* **What you should do**
The records below must be transcribed exactly. Do not include the pictures.

* **Task material**
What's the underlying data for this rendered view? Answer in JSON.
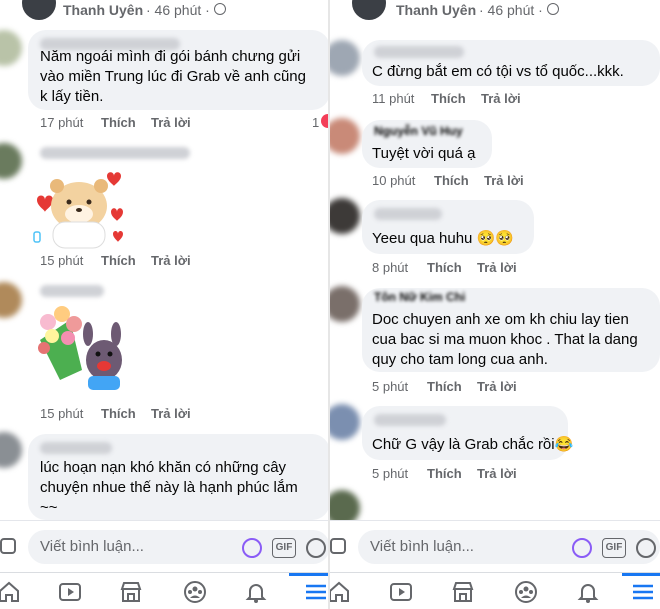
{
  "left": {
    "post_author": "Thanh Uyên",
    "post_time": "· 46 phút ·",
    "comments": [
      {
        "lines": [
          "Năm ngoái mình đi gói bánh chưng gửi",
          "vào miền Trung lúc đi Grab về anh cũng",
          "k lấy tiền."
        ],
        "time": "17 phút",
        "like": "Thích",
        "reply": "Trả lời",
        "react_count": "1"
      },
      {
        "sticker": "bear-heart-sticker",
        "time": "15 phút",
        "like": "Thích",
        "reply": "Trả lời"
      },
      {
        "sticker": "flower-bouquet-sticker",
        "time": "15 phút",
        "like": "Thích",
        "reply": "Trả lời"
      },
      {
        "lines": [
          "lúc hoạn nạn khó khăn có những cây",
          "chuyện nhue thế này là hạnh phúc lắm",
          "~~"
        ]
      }
    ],
    "comment_placeholder": "Viết bình luận...",
    "gif_label": "GIF"
  },
  "right": {
    "post_author": "Thanh Uyên",
    "post_time": "· 46 phút ·",
    "comments": [
      {
        "lines": [
          "C đừng bắt em có tội vs tổ quốc...kkk."
        ],
        "time": "11 phút",
        "like": "Thích",
        "reply": "Trả lời"
      },
      {
        "name": "Nguyễn Vũ Huy",
        "lines": [
          "Tuyệt vời quá ạ"
        ],
        "time": "10 phút",
        "like": "Thích",
        "reply": "Trả lời"
      },
      {
        "lines": [
          "Yeeu qua huhu 🥺🥺"
        ],
        "time": "8 phút",
        "like": "Thích",
        "reply": "Trả lời"
      },
      {
        "name": "Tôn Nữ Kim Chi",
        "lines": [
          "Doc chuyen anh xe om kh chiu lay tien",
          "cua bac si ma muon khoc . That la dang",
          "quy cho tam long cua anh."
        ],
        "time": "5 phút",
        "like": "Thích",
        "reply": "Trả lời"
      },
      {
        "lines": [
          "Chữ G vậy là Grab chắc rồi😂"
        ],
        "time": "5 phút",
        "like": "Thích",
        "reply": "Trả lời"
      }
    ],
    "comment_placeholder": "Viết bình luận...",
    "gif_label": "GIF"
  },
  "nav_icons": [
    "home-icon",
    "watch-icon",
    "marketplace-icon",
    "groups-icon",
    "notifications-icon",
    "menu-icon"
  ],
  "colors": {
    "bubble": "#f0f2f5",
    "meta": "#65676b",
    "accent": "#1877f2"
  }
}
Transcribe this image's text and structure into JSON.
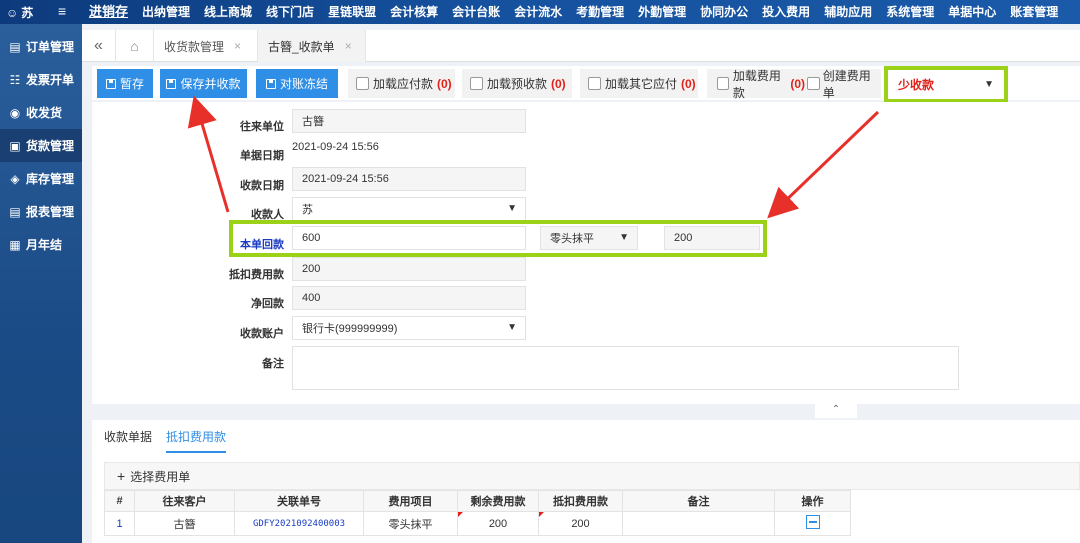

* **The completed task**
What's the underlying data for this rendered view? Answer in JSON.
{
  "left": {
    "post_author": "Thanh Uyên",
    "post_time": "· 46 phút ·",
    "comments": [
      {
        "lines": [
          "Năm ngoái mình đi gói bánh chưng gửi",
          "vào miền Trung lúc đi Grab về anh cũng",
          "k lấy tiền."
        ],
        "time": "17 phút",
        "like": "Thích",
        "reply": "Trả lời",
        "react_count": "1"
      },
      {
        "sticker": "bear-heart-sticker",
        "time": "15 phút",
        "like": "Thích",
        "reply": "Trả lời"
      },
      {
        "sticker": "flower-bouquet-sticker",
        "time": "15 phút",
        "like": "Thích",
        "reply": "Trả lời"
      },
      {
        "lines": [
          "lúc hoạn nạn khó khăn có những cây",
          "chuyện nhue thế này là hạnh phúc lắm",
          "~~"
        ]
      }
    ],
    "comment_placeholder": "Viết bình luận...",
    "gif_label": "GIF"
  },
  "right": {
    "post_author": "Thanh Uyên",
    "post_time": "· 46 phút ·",
    "comments": [
      {
        "lines": [
          "C đừng bắt em có tội vs tổ quốc...kkk."
        ],
        "time": "11 phút",
        "like": "Thích",
        "reply": "Trả lời"
      },
      {
        "name": "Nguyễn Vũ Huy",
        "lines": [
          "Tuyệt vời quá ạ"
        ],
        "time": "10 phút",
        "like": "Thích",
        "reply": "Trả lời"
      },
      {
        "lines": [
          "Yeeu qua huhu 🥺🥺"
        ],
        "time": "8 phút",
        "like": "Thích",
        "reply": "Trả lời"
      },
      {
        "name": "Tôn Nữ Kim Chi",
        "lines": [
          "Doc chuyen anh xe om kh chiu lay tien",
          "cua bac si ma muon khoc . That la dang",
          "quy cho tam long cua anh."
        ],
        "time": "5 phút",
        "like": "Thích",
        "reply": "Trả lời"
      },
      {
        "lines": [
          "Chữ G vậy là Grab chắc rồi😂"
        ],
        "time": "5 phút",
        "like": "Thích",
        "reply": "Trả lời"
      }
    ],
    "comment_placeholder": "Viết bình luận...",
    "gif_label": "GIF"
  },
  "nav_icons": [
    "home-icon",
    "watch-icon",
    "marketplace-icon",
    "groups-icon",
    "notifications-icon",
    "menu-icon"
  ],
  "colors": {
    "bubble": "#f0f2f5",
    "meta": "#65676b",
    "accent": "#1877f2"
  }
}
Transcribe this image's text and structure into JSON.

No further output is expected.